**RECORDS FOR THIS EXERCISE**.
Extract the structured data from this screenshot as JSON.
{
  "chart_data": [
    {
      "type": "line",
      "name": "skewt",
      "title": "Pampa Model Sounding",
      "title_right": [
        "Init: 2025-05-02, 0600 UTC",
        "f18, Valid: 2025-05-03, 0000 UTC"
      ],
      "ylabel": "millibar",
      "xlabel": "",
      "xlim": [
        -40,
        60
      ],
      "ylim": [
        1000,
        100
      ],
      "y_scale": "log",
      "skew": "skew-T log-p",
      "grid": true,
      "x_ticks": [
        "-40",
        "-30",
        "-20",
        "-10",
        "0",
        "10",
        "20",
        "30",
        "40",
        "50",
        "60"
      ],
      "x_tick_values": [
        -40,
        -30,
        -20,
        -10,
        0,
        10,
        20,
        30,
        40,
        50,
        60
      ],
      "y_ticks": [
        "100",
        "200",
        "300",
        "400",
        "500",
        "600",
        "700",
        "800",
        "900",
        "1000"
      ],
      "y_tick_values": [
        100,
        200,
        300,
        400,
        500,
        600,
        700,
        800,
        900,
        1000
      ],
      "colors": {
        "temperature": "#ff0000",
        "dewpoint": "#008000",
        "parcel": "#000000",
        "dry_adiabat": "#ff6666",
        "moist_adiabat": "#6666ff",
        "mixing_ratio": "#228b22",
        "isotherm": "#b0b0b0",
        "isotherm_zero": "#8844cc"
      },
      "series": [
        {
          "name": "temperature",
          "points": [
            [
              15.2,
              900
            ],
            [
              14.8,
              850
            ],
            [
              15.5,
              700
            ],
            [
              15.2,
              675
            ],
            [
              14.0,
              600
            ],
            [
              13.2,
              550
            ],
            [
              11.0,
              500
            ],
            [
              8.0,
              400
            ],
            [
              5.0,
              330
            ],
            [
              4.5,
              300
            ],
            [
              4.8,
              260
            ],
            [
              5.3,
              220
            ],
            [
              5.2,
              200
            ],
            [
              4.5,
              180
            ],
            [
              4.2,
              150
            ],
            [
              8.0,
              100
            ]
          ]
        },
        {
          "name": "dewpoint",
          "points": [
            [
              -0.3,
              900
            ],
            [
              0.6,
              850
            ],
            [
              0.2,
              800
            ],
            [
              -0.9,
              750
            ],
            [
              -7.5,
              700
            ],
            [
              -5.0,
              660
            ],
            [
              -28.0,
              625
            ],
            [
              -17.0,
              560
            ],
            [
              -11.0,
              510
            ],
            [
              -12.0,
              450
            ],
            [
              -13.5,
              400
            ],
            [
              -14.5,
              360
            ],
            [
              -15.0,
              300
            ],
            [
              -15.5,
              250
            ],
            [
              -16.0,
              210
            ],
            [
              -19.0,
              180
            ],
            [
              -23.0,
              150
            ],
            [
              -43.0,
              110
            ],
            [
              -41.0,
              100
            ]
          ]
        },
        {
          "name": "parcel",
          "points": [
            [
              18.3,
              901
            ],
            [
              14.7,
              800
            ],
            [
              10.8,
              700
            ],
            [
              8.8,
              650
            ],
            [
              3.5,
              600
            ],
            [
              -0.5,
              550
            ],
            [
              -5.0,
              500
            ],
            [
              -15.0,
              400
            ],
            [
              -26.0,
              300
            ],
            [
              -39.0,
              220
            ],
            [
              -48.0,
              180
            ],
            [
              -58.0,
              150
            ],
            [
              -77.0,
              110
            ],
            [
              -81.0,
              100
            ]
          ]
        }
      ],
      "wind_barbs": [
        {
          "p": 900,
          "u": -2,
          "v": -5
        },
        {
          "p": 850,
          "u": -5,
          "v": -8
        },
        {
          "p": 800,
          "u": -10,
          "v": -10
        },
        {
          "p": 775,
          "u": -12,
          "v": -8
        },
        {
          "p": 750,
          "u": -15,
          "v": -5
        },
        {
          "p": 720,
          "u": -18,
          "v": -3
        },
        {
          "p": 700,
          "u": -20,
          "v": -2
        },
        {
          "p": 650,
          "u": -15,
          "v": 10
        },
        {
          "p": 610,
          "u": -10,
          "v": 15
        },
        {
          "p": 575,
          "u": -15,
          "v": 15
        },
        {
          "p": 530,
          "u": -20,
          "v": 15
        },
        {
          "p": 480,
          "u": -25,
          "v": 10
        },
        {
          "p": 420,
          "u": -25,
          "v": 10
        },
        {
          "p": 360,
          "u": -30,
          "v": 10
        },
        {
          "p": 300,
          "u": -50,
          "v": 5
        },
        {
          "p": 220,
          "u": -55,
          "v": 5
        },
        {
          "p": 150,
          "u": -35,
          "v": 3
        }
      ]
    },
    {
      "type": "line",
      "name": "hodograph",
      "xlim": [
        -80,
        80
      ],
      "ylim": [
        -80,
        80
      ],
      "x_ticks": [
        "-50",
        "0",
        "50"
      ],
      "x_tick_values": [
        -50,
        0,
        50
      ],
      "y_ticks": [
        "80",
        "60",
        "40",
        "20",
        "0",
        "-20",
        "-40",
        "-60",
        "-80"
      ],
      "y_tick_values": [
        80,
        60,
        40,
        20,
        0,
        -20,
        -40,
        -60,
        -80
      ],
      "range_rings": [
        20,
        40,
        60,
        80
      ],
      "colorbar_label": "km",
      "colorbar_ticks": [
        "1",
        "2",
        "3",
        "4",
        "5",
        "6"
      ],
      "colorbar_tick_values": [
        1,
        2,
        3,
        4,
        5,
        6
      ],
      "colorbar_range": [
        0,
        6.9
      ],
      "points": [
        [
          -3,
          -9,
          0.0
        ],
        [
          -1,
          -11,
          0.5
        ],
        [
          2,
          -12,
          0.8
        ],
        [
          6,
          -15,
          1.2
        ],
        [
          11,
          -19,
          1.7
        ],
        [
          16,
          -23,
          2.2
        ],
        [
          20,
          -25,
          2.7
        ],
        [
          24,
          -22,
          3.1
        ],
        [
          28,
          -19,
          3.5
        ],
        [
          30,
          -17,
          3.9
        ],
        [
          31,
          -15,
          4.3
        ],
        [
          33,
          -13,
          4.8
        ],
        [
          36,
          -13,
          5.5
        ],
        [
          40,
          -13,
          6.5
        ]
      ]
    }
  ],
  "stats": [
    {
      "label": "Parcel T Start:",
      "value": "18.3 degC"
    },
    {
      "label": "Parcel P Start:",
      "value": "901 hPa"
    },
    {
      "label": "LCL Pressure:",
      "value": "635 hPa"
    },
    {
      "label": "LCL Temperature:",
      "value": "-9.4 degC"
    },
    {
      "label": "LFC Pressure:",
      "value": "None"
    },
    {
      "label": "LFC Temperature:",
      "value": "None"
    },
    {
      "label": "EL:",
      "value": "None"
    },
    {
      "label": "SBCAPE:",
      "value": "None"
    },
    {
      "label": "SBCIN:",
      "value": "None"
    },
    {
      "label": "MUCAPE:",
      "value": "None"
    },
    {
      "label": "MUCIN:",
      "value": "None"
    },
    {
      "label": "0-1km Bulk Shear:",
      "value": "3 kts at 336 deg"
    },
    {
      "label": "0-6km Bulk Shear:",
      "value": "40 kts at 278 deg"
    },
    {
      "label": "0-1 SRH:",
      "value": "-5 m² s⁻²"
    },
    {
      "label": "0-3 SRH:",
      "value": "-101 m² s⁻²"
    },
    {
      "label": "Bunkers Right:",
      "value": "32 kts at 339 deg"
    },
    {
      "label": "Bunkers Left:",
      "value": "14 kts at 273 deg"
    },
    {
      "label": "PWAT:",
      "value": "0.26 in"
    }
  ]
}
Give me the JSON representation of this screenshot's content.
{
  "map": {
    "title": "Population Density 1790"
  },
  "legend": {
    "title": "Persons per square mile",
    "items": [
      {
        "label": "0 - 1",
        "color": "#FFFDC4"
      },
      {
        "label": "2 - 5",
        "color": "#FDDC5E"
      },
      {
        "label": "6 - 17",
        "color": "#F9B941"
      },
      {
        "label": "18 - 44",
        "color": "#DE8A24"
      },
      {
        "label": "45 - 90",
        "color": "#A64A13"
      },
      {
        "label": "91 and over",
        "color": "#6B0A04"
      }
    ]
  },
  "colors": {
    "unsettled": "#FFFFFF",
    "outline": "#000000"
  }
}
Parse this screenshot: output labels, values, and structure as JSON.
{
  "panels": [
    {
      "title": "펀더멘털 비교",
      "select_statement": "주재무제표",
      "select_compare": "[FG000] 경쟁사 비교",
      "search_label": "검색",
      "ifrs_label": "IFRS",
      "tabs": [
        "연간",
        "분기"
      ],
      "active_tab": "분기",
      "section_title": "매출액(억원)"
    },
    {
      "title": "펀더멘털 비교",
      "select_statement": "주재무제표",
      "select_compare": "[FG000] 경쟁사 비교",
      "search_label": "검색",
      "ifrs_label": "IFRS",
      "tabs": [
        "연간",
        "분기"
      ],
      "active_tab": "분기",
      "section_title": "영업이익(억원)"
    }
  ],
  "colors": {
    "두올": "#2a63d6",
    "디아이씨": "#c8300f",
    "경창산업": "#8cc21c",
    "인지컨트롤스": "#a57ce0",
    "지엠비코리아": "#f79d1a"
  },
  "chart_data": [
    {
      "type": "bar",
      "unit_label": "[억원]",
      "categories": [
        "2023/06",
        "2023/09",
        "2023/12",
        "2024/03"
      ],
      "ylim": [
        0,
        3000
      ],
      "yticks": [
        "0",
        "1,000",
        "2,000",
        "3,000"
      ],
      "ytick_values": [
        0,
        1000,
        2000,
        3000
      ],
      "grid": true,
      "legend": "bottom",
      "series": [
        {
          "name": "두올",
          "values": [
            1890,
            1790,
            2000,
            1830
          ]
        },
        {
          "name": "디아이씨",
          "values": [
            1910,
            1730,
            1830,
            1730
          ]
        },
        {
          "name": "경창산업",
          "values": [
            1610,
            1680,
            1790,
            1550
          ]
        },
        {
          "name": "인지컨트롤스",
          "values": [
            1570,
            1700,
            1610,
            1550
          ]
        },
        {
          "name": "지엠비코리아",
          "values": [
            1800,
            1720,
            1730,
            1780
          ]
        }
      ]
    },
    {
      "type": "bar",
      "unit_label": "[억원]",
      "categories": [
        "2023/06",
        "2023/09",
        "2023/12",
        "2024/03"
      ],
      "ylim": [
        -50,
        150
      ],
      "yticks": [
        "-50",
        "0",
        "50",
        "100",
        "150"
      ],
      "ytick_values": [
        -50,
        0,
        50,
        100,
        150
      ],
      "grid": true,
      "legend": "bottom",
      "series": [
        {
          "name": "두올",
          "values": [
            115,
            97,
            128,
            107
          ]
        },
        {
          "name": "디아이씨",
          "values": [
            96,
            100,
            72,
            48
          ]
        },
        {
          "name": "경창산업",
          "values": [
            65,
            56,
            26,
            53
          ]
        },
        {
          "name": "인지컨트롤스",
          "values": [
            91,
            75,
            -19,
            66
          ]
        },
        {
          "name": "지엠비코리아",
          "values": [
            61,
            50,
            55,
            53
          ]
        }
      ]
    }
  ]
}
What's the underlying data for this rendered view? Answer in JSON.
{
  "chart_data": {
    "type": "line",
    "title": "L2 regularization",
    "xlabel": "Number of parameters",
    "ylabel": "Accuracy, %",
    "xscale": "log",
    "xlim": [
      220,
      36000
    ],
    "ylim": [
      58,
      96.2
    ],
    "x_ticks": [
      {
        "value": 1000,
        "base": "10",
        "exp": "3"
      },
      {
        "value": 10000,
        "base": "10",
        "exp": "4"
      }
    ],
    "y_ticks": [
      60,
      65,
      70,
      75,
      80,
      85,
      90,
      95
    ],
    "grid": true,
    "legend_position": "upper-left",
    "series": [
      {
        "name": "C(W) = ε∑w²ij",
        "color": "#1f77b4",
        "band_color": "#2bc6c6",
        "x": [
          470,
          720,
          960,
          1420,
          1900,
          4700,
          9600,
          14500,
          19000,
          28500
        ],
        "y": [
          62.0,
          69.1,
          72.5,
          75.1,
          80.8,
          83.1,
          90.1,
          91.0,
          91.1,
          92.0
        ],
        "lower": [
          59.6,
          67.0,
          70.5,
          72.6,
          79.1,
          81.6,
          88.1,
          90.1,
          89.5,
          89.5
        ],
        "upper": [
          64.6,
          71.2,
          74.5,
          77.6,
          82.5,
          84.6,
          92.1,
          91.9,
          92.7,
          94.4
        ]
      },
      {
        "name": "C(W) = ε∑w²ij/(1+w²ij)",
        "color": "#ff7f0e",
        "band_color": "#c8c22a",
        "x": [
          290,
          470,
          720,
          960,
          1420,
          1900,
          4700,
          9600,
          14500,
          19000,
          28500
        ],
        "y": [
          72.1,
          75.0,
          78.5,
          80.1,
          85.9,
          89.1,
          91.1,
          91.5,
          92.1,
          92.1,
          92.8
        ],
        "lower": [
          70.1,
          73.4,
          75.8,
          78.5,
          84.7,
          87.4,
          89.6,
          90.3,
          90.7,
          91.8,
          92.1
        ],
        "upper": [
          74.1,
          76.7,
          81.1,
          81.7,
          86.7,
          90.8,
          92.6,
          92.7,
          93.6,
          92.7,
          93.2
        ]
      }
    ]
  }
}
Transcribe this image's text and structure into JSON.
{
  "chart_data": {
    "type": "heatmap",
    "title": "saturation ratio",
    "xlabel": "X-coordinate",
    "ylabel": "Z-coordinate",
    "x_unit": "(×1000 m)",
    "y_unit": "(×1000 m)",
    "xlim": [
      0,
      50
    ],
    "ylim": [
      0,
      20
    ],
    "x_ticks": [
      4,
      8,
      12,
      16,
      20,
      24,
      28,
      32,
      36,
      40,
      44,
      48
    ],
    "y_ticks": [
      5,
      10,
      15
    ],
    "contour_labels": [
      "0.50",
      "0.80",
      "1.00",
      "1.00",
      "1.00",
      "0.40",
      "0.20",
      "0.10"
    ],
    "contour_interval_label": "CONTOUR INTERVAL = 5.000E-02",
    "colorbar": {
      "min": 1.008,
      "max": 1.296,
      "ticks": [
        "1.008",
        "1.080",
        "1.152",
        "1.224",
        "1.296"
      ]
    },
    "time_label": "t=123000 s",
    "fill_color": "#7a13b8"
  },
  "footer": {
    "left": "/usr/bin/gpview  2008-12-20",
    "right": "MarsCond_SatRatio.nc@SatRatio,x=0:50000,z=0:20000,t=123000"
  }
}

**REQUIREMENTS**. Exact repetition is required for the lines from the one that contains "Transcribe this image's" through the final line; leave out everything else.

**RESULT FOR THIS EXERCISE**.
Transcribe this image's text and structure into JSON.
{
  "chart_data": {
    "type": "heatmap",
    "title": "saturation ratio",
    "xlabel": "X-coordinate",
    "ylabel": "Z-coordinate",
    "x_unit": "(×1000 m)",
    "y_unit": "(×1000 m)",
    "xlim": [
      0,
      50
    ],
    "ylim": [
      0,
      20
    ],
    "x_ticks": [
      4,
      8,
      12,
      16,
      20,
      24,
      28,
      32,
      36,
      40,
      44,
      48
    ],
    "y_ticks": [
      5,
      10,
      15
    ],
    "contour_labels": [
      "0.50",
      "0.80",
      "1.00",
      "1.00",
      "1.00",
      "0.40",
      "0.20",
      "0.10"
    ],
    "contour_interval_label": "CONTOUR INTERVAL = 5.000E-02",
    "colorbar": {
      "min": 1.008,
      "max": 1.296,
      "ticks": [
        "1.008",
        "1.080",
        "1.152",
        "1.224",
        "1.296"
      ]
    },
    "time_label": "t=123000 s",
    "fill_color": "#7a13b8"
  },
  "footer": {
    "left": "/usr/bin/gpview  2008-12-20",
    "right": "MarsCond_SatRatio.nc@SatRatio,x=0:50000,z=0:20000,t=123000"
  }
}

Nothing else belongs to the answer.